**Objective**
Write out the items word for word, from the first line through the line that contains "identify all the", including that line.

**Data for this task**

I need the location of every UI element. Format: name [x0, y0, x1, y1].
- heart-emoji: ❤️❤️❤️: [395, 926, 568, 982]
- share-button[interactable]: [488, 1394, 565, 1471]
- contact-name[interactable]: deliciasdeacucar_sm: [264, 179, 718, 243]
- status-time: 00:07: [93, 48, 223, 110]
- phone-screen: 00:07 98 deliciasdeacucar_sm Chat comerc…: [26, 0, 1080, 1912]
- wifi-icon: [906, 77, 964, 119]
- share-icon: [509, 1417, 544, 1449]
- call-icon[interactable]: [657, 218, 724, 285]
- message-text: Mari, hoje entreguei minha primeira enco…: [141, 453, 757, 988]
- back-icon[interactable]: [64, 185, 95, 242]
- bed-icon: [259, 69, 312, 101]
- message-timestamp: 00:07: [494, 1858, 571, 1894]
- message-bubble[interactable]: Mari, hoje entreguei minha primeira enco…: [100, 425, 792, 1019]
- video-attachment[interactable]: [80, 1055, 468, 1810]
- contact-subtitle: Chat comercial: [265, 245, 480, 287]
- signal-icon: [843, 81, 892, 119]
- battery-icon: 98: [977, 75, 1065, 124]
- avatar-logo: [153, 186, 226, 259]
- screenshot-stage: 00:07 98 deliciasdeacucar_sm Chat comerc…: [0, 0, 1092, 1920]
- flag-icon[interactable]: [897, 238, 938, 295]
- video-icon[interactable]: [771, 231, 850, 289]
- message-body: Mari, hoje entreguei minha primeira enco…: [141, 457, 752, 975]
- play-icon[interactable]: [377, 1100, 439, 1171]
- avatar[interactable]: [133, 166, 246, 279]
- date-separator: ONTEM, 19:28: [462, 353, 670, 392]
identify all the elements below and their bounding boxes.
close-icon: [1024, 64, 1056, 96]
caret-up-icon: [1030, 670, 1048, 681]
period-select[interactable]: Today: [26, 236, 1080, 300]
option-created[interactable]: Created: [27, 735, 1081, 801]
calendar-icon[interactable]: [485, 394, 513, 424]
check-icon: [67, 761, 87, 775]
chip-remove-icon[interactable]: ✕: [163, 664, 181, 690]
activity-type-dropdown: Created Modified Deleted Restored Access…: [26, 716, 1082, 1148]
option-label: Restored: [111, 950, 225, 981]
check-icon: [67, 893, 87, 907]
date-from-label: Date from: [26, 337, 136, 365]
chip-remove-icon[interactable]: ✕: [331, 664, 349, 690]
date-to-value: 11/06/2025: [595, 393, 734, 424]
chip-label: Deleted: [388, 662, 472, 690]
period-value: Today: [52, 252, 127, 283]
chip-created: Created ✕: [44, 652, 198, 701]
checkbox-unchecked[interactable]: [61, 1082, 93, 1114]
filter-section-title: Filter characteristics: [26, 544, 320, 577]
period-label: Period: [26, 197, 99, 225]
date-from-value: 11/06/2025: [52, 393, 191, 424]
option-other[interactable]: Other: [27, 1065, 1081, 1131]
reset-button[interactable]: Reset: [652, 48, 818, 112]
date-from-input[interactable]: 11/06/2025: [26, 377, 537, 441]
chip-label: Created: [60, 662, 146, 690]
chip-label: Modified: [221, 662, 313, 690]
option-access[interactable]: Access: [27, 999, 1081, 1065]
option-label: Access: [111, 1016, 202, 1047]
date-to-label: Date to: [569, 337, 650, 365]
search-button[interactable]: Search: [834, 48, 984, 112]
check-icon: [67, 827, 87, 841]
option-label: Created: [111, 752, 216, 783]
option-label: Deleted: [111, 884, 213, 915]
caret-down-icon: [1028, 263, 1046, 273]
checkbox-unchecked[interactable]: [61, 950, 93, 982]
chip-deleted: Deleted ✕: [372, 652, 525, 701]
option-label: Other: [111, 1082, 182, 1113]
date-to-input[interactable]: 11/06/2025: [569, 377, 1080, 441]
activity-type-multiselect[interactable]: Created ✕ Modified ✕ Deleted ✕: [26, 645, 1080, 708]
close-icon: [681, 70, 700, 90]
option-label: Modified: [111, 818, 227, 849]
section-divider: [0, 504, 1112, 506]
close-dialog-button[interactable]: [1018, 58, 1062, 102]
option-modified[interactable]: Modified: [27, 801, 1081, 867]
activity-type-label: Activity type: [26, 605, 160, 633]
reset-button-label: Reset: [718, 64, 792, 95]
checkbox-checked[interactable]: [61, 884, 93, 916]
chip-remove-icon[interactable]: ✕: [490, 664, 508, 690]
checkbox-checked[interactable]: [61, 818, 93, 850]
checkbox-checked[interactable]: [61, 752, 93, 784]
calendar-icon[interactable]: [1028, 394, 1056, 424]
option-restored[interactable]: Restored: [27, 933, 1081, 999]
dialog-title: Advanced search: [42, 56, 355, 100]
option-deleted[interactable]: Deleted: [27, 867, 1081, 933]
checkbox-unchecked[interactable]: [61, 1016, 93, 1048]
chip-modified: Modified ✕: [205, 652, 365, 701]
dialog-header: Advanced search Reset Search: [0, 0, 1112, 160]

**Response to this task**
I need the location of every UI element. Format: name [x0, y0, x1, y1].
- heart-emoji: ❤️❤️❤️: [395, 926, 568, 982]
- share-button[interactable]: [488, 1394, 565, 1471]
- contact-name[interactable]: deliciasdeacucar_sm: [264, 179, 718, 243]
- status-time: 00:07: [93, 48, 223, 110]
- phone-screen: 00:07 98 deliciasdeacucar_sm Chat comerc…: [26, 0, 1080, 1912]
- wifi-icon: [906, 77, 964, 119]
- share-icon: [509, 1417, 544, 1449]
- call-icon[interactable]: [657, 218, 724, 285]
- message-text: Mari, hoje entreguei minha primeira enco…: [141, 453, 757, 988]
- back-icon[interactable]: [64, 185, 95, 242]
- bed-icon: [259, 69, 312, 101]
- message-timestamp: 00:07: [494, 1858, 571, 1894]
- message-bubble[interactable]: Mari, hoje entreguei minha primeira enco…: [100, 425, 792, 1019]
- video-attachment[interactable]: [80, 1055, 468, 1810]
- contact-subtitle: Chat comercial: [265, 245, 480, 287]
- signal-icon: [843, 81, 892, 119]
- battery-icon: 98: [977, 75, 1065, 124]
- avatar-logo: [153, 186, 226, 259]
- screenshot-stage: 00:07 98 deliciasdeacucar_sm Chat comerc…: [0, 0, 1092, 1920]
- flag-icon[interactable]: [897, 238, 938, 295]
- video-icon[interactable]: [771, 231, 850, 289]
- message-body: Mari, hoje entreguei minha primeira enco…: [141, 457, 752, 975]
- play-icon[interactable]: [377, 1100, 439, 1171]
- avatar[interactable]: [133, 166, 246, 279]
- date-separator: ONTEM, 19:28: [462, 353, 670, 392]
identify all the elements below and their bounding boxes.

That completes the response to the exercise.